======== Supplied material
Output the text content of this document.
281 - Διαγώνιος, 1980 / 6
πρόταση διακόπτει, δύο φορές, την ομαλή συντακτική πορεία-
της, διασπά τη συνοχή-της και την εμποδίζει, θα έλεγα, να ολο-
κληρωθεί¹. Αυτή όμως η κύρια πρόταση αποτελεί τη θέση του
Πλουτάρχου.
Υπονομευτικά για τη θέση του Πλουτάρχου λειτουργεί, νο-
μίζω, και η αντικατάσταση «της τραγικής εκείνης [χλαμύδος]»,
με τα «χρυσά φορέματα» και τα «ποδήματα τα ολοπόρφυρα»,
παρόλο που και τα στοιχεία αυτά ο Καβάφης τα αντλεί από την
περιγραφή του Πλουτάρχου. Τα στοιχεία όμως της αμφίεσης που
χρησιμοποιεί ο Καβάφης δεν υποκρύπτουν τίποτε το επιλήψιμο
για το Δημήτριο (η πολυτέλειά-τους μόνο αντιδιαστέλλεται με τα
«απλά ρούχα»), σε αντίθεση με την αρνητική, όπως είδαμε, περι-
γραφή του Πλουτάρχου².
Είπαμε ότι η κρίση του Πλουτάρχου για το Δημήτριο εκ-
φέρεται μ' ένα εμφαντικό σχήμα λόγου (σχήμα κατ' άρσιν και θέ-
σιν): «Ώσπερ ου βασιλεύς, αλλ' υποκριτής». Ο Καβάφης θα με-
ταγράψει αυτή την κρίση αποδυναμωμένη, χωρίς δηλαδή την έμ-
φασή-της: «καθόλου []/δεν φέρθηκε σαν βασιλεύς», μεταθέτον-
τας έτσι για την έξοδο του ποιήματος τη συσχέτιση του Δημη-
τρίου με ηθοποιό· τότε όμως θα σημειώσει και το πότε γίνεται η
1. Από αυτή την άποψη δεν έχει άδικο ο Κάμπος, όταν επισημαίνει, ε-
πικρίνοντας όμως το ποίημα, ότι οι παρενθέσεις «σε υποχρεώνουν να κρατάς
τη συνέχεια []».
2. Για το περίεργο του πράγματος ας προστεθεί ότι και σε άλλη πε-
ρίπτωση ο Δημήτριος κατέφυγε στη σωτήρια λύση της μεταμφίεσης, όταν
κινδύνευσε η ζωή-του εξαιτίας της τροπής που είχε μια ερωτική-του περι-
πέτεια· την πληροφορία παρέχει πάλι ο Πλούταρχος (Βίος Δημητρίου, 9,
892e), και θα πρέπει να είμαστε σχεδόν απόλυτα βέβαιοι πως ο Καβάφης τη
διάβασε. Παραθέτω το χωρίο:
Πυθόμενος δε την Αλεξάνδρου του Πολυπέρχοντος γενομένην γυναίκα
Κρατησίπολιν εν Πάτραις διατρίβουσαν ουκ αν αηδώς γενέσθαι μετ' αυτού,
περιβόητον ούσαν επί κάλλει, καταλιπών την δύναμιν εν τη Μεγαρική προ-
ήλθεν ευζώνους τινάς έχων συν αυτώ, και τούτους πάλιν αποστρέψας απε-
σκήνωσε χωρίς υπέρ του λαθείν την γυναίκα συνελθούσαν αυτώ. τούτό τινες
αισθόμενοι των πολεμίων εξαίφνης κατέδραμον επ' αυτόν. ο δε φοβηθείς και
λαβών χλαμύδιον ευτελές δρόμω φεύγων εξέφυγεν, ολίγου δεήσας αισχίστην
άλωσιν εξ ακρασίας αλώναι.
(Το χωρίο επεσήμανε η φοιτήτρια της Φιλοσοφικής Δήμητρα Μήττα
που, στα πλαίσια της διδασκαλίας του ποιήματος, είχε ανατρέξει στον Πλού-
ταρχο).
================
What you need to do — Take the lines above and retype all of them exactly.

Task answer —
Output the text content of this document.
281 - Διαγώνιος, 1980 / 6
πρόταση διακόπτει, δύο φορές, την ομαλή συντακτική πορεία-
της, διασπά τη συνοχή-της και την εμποδίζει, θα έλεγα, να ολο-
κληρωθεί¹. Αυτή όμως η κύρια πρόταση αποτελεί τη θέση του
Πλουτάρχου.
Υπονομευτικά για τη θέση του Πλουτάρχου λειτουργεί, νο-
μίζω, και η αντικατάσταση «της τραγικής εκείνης [χλαμύδος]»,
με τα «χρυσά φορέματα» και τα «ποδήματα τα ολοπόρφυρα»,
παρόλο που και τα στοιχεία αυτά ο Καβάφης τα αντλεί από την
περιγραφή του Πλουτάρχου. Τα στοιχεία όμως της αμφίεσης που
χρησιμοποιεί ο Καβάφης δεν υποκρύπτουν τίποτε το επιλήψιμο
για το Δημήτριο (η πολυτέλειά-τους μόνο αντιδιαστέλλεται με τα
«απλά ρούχα»), σε αντίθεση με την αρνητική, όπως είδαμε, περι-
γραφή του Πλουτάρχου².
Είπαμε ότι η κρίση του Πλουτάρχου για το Δημήτριο εκ-
φέρεται μ' ένα εμφαντικό σχήμα λόγου (σχήμα κατ' άρσιν και θέ-
σιν): «Ώσπερ ου βασιλεύς, αλλ' υποκριτής». Ο Καβάφης θα με-
ταγράψει αυτή την κρίση αποδυναμωμένη, χωρίς δηλαδή την έμ-
φασή-της: «καθόλου []/δεν φέρθηκε σαν βασιλεύς», μεταθέτον-
τας έτσι για την έξοδο του ποιήματος τη συσχέτιση του Δημη-
τρίου με ηθοποιό· τότε όμως θα σημειώσει και το πότε γίνεται η
1. Από αυτή την άποψη δεν έχει άδικο ο Κάμπος, όταν επισημαίνει, ε-
πικρίνοντας όμως το ποίημα, ότι οι παρενθέσεις «σε υποχρεώνουν να κρατάς
τη συνέχεια []».
2. Για το περίεργο του πράγματος ας προστεθεί ότι και σε άλλη πε-
ρίπτωση ο Δημήτριος κατέφυγε στη σωτήρια λύση της μεταμφίεσης, όταν
κινδύνευσε η ζωή-του εξαιτίας της τροπής που είχε μια ερωτική-του περι-
πέτεια· την πληροφορία παρέχει πάλι ο Πλούταρχος (Βίος Δημητρίου, 9,
892e), και θα πρέπει να είμαστε σχεδόν απόλυτα βέβαιοι πως ο Καβάφης τη
διάβασε. Παραθέτω το χωρίο:
Πυθόμενος δε την Αλεξάνδρου του Πολυπέρχοντος γενομένην γυναίκα
Κρατησίπολιν εν Πάτραις διατρίβουσαν ουκ αν αηδώς γενέσθαι μετ' αυτού,
περιβόητον ούσαν επί κάλλει, καταλιπών την δύναμιν εν τη Μεγαρική προ-
ήλθεν ευζώνους τινάς έχων συν αυτώ, και τούτους πάλιν αποστρέψας απε-
σκήνωσε χωρίς υπέρ του λαθείν την γυναίκα συνελθούσαν αυτώ. τούτό τινες
αισθόμενοι των πολεμίων εξαίφνης κατέδραμον επ' αυτόν. ο δε φοβηθείς και
λαβών χλαμύδιον ευτελές δρόμω φεύγων εξέφυγεν, ολίγου δεήσας αισχίστην
άλωσιν εξ ακρασίας αλώναι.
(Το χωρίο επεσήμανε η φοιτήτρια της Φιλοσοφικής Δήμητρα Μήττα
που, στα πλαίσια της διδασκαλίας του ποιήματος, είχε ανατρέξει στον Πλού-
ταρχο).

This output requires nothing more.